Data entries:
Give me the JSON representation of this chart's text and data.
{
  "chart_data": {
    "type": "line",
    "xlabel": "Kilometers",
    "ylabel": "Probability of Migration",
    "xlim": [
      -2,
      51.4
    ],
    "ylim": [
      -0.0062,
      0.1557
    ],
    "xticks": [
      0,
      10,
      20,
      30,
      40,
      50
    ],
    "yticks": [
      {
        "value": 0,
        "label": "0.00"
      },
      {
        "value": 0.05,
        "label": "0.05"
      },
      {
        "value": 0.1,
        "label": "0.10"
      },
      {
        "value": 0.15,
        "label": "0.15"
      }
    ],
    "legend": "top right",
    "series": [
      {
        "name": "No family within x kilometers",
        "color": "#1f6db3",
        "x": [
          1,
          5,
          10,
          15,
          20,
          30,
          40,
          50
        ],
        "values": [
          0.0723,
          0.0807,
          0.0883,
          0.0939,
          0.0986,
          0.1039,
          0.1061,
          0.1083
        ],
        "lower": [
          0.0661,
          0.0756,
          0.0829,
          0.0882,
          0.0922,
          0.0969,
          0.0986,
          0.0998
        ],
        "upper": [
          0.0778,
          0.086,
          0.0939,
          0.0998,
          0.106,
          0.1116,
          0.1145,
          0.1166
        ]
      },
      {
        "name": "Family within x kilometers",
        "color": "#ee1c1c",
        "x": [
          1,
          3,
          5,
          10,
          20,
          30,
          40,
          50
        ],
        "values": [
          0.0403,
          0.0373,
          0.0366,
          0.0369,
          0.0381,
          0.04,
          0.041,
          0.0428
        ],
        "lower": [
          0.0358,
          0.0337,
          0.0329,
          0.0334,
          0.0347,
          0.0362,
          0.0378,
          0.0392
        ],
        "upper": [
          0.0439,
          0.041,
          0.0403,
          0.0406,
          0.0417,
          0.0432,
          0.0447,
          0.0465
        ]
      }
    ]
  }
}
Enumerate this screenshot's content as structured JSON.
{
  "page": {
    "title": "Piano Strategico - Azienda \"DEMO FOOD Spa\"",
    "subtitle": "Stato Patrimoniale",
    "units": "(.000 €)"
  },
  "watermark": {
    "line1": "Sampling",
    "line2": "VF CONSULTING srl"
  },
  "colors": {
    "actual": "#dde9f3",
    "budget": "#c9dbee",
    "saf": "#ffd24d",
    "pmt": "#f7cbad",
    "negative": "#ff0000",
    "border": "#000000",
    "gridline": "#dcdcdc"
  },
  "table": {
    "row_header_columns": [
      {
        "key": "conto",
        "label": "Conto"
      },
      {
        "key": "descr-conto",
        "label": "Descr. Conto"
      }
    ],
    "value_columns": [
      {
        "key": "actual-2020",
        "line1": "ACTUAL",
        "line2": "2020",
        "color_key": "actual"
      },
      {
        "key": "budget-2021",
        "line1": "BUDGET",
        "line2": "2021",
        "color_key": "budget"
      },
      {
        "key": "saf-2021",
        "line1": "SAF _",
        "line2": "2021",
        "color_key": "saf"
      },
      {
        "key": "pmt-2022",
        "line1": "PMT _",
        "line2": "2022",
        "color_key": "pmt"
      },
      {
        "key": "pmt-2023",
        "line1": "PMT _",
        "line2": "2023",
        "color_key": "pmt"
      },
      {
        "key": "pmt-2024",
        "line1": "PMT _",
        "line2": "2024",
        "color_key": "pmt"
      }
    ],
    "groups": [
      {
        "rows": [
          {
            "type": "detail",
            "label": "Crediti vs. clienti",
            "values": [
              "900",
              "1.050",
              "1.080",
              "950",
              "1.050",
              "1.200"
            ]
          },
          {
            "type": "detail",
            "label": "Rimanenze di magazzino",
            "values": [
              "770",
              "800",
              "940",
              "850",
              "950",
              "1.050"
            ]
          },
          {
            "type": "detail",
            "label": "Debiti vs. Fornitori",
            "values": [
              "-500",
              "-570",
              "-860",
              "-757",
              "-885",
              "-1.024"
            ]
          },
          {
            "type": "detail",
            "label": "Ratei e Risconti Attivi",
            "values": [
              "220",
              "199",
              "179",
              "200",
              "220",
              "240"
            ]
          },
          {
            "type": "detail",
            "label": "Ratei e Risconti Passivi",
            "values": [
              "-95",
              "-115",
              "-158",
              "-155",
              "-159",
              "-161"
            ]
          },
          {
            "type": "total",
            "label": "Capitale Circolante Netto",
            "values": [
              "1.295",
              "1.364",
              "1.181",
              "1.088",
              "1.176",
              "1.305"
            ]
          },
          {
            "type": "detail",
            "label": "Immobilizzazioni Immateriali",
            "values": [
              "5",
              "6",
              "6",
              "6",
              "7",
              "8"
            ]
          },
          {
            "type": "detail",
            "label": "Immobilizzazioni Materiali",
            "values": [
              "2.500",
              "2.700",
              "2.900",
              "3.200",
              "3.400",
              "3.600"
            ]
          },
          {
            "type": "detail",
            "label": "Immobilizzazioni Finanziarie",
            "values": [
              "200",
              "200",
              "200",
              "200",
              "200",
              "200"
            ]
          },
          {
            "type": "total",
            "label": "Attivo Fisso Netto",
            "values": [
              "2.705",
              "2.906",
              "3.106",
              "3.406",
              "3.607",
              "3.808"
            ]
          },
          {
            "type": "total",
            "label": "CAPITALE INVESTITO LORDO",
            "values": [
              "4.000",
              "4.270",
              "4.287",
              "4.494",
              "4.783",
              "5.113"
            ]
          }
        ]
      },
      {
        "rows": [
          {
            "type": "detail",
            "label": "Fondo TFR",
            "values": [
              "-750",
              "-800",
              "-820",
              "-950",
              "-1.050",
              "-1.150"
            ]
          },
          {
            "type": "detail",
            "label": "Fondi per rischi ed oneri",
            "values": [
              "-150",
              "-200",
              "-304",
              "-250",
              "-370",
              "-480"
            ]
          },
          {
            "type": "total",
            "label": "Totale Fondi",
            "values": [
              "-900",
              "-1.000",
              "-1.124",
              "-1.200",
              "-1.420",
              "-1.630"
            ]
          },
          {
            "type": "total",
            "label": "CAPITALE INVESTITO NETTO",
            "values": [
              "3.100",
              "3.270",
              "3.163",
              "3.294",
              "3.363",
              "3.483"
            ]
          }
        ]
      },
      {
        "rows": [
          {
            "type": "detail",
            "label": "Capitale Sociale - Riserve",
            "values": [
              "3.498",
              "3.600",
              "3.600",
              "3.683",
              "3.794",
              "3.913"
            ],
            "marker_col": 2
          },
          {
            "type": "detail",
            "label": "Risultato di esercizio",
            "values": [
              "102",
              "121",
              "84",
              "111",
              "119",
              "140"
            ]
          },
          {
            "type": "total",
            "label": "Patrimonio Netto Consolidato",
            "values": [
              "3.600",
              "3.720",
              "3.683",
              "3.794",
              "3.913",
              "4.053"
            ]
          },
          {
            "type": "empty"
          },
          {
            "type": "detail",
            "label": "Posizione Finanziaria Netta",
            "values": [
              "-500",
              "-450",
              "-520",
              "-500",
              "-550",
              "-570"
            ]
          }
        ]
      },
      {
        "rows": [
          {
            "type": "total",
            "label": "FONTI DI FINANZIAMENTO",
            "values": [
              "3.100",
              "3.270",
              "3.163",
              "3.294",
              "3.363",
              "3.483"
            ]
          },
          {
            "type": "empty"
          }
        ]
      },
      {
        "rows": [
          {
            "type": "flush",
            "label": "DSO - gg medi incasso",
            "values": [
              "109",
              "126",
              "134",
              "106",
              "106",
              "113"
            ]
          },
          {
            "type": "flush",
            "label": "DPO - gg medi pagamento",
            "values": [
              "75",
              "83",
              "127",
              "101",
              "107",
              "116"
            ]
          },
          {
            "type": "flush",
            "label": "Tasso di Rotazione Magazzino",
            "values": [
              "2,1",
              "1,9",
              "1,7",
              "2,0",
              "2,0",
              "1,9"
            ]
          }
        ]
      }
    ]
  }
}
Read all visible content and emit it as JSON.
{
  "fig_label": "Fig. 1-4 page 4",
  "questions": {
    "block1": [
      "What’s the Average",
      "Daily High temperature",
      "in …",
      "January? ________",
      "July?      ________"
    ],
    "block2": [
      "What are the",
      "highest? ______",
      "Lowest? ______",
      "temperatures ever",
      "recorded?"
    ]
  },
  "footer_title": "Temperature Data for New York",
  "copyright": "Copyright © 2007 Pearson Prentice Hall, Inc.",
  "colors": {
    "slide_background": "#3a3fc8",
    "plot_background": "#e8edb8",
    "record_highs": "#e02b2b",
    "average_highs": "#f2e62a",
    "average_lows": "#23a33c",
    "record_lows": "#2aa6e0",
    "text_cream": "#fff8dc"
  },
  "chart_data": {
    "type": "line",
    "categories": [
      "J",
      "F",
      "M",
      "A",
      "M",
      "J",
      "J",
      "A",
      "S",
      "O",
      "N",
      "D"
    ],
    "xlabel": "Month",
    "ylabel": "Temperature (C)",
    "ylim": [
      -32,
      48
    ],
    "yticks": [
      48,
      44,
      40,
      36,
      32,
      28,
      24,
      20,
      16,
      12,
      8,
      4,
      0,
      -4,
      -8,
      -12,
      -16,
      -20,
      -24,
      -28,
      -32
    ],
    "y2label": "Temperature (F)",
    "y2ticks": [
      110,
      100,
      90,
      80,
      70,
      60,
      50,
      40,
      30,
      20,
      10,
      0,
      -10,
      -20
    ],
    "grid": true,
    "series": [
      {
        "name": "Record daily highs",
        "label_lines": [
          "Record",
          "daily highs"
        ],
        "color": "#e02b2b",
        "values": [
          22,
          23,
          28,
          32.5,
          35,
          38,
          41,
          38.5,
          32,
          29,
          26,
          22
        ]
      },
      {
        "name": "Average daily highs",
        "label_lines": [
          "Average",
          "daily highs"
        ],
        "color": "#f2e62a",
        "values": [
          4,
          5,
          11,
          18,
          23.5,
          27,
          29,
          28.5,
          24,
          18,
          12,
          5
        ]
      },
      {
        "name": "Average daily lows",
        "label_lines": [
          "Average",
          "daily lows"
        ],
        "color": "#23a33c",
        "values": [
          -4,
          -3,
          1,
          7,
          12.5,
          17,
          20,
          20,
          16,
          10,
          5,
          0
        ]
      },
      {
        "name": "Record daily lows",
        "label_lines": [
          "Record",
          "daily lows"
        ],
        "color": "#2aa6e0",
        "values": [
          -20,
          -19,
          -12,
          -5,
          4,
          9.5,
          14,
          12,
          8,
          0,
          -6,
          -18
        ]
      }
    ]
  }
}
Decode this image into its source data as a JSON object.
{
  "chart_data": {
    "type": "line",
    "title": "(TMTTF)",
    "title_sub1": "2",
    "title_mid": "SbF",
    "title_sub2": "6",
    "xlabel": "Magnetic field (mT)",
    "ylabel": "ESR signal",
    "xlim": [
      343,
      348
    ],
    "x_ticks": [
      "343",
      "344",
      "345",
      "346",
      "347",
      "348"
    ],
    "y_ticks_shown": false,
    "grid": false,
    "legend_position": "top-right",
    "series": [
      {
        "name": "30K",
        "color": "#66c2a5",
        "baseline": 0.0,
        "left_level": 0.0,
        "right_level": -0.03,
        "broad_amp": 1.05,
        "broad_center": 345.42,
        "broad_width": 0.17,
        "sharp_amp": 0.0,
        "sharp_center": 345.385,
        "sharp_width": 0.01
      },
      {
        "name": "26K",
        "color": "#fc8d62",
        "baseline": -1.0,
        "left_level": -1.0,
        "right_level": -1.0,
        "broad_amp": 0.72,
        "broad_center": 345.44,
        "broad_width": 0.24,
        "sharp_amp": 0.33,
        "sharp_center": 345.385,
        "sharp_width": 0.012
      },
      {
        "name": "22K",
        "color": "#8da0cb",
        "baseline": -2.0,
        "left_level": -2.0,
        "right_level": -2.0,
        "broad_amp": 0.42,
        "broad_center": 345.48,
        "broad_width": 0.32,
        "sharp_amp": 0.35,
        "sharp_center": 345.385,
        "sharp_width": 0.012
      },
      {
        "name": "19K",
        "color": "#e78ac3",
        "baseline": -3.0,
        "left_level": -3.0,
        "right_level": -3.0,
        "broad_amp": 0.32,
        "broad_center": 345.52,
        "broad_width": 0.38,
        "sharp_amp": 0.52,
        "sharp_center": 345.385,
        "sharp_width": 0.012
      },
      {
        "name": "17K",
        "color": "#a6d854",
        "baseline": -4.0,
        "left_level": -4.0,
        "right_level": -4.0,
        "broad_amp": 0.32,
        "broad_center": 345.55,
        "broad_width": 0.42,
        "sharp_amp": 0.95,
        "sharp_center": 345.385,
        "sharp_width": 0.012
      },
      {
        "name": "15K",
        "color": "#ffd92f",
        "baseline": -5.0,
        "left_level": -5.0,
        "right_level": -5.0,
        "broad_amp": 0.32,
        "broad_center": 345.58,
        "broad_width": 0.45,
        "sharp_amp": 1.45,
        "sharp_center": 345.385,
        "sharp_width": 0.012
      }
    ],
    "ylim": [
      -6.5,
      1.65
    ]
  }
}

What to produce:
Review the preceding data and report every line that includes the string "Ratei".

Result:
            "label": "Ratei e Risconti Attivi",
            "label": "Ratei e Risconti Passivi",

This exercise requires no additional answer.